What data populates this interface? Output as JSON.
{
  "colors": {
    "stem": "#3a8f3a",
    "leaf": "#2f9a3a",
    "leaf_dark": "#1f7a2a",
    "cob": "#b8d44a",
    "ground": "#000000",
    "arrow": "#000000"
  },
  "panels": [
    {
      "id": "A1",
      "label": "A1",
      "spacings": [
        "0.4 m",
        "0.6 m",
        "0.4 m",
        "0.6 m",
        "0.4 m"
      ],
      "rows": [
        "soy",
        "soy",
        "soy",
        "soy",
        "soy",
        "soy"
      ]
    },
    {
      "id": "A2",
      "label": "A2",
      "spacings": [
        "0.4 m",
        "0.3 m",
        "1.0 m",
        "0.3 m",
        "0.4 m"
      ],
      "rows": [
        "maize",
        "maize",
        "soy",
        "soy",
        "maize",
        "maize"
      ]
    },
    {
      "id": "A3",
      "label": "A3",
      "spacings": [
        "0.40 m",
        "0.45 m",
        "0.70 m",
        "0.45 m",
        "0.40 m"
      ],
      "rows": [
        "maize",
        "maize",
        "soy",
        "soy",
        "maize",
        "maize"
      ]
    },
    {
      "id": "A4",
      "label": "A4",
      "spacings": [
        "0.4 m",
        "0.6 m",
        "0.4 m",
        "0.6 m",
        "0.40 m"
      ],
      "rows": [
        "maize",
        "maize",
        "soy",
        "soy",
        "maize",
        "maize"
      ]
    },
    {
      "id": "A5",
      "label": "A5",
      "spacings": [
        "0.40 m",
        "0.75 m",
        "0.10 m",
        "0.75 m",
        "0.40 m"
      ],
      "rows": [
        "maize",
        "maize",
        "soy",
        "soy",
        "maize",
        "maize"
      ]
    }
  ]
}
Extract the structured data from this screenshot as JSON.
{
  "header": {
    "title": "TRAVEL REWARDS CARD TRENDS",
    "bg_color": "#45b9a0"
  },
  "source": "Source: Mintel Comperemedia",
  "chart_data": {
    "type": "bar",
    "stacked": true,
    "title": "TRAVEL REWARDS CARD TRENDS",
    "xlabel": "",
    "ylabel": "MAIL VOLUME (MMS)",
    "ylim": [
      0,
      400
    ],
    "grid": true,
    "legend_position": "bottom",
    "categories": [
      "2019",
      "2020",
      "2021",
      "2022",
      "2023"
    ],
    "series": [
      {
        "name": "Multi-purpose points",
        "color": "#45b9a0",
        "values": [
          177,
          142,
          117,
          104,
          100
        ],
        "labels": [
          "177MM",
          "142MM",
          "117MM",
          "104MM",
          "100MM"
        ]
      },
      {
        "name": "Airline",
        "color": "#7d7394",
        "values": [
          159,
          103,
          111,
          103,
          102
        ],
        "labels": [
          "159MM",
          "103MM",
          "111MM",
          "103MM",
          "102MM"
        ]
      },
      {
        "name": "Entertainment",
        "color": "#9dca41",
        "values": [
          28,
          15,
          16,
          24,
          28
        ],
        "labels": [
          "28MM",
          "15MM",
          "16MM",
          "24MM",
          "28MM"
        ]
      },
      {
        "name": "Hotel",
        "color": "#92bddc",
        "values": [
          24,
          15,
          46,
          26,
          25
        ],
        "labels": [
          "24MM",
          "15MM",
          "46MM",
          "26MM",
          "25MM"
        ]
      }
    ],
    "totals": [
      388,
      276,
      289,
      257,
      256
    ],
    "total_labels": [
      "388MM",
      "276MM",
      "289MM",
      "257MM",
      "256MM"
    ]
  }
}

============

▶ [WORK TO BE COMPLETED]: Reproduce all the records precisely.

▶ [OUTPUT BELOW]:
What data populates this interface? Output as JSON.
{
  "colors": {
    "stem": "#3a8f3a",
    "leaf": "#2f9a3a",
    "leaf_dark": "#1f7a2a",
    "cob": "#b8d44a",
    "ground": "#000000",
    "arrow": "#000000"
  },
  "panels": [
    {
      "id": "A1",
      "label": "A1",
      "spacings": [
        "0.4 m",
        "0.6 m",
        "0.4 m",
        "0.6 m",
        "0.4 m"
      ],
      "rows": [
        "soy",
        "soy",
        "soy",
        "soy",
        "soy",
        "soy"
      ]
    },
    {
      "id": "A2",
      "label": "A2",
      "spacings": [
        "0.4 m",
        "0.3 m",
        "1.0 m",
        "0.3 m",
        "0.4 m"
      ],
      "rows": [
        "maize",
        "maize",
        "soy",
        "soy",
        "maize",
        "maize"
      ]
    },
    {
      "id": "A3",
      "label": "A3",
      "spacings": [
        "0.40 m",
        "0.45 m",
        "0.70 m",
        "0.45 m",
        "0.40 m"
      ],
      "rows": [
        "maize",
        "maize",
        "soy",
        "soy",
        "maize",
        "maize"
      ]
    },
    {
      "id": "A4",
      "label": "A4",
      "spacings": [
        "0.4 m",
        "0.6 m",
        "0.4 m",
        "0.6 m",
        "0.40 m"
      ],
      "rows": [
        "maize",
        "maize",
        "soy",
        "soy",
        "maize",
        "maize"
      ]
    },
    {
      "id": "A5",
      "label": "A5",
      "spacings": [
        "0.40 m",
        "0.75 m",
        "0.10 m",
        "0.75 m",
        "0.40 m"
      ],
      "rows": [
        "maize",
        "maize",
        "soy",
        "soy",
        "maize",
        "maize"
      ]
    }
  ]
}
Extract the structured data from this screenshot as JSON.
{
  "header": {
    "title": "TRAVEL REWARDS CARD TRENDS",
    "bg_color": "#45b9a0"
  },
  "source": "Source: Mintel Comperemedia",
  "chart_data": {
    "type": "bar",
    "stacked": true,
    "title": "TRAVEL REWARDS CARD TRENDS",
    "xlabel": "",
    "ylabel": "MAIL VOLUME (MMS)",
    "ylim": [
      0,
      400
    ],
    "grid": true,
    "legend_position": "bottom",
    "categories": [
      "2019",
      "2020",
      "2021",
      "2022",
      "2023"
    ],
    "series": [
      {
        "name": "Multi-purpose points",
        "color": "#45b9a0",
        "values": [
          177,
          142,
          117,
          104,
          100
        ],
        "labels": [
          "177MM",
          "142MM",
          "117MM",
          "104MM",
          "100MM"
        ]
      },
      {
        "name": "Airline",
        "color": "#7d7394",
        "values": [
          159,
          103,
          111,
          103,
          102
        ],
        "labels": [
          "159MM",
          "103MM",
          "111MM",
          "103MM",
          "102MM"
        ]
      },
      {
        "name": "Entertainment",
        "color": "#9dca41",
        "values": [
          28,
          15,
          16,
          24,
          28
        ],
        "labels": [
          "28MM",
          "15MM",
          "16MM",
          "24MM",
          "28MM"
        ]
      },
      {
        "name": "Hotel",
        "color": "#92bddc",
        "values": [
          24,
          15,
          46,
          26,
          25
        ],
        "labels": [
          "24MM",
          "15MM",
          "46MM",
          "26MM",
          "25MM"
        ]
      }
    ],
    "totals": [
      388,
      276,
      289,
      257,
      256
    ],
    "total_labels": [
      "388MM",
      "276MM",
      "289MM",
      "257MM",
      "256MM"
    ]
  }
}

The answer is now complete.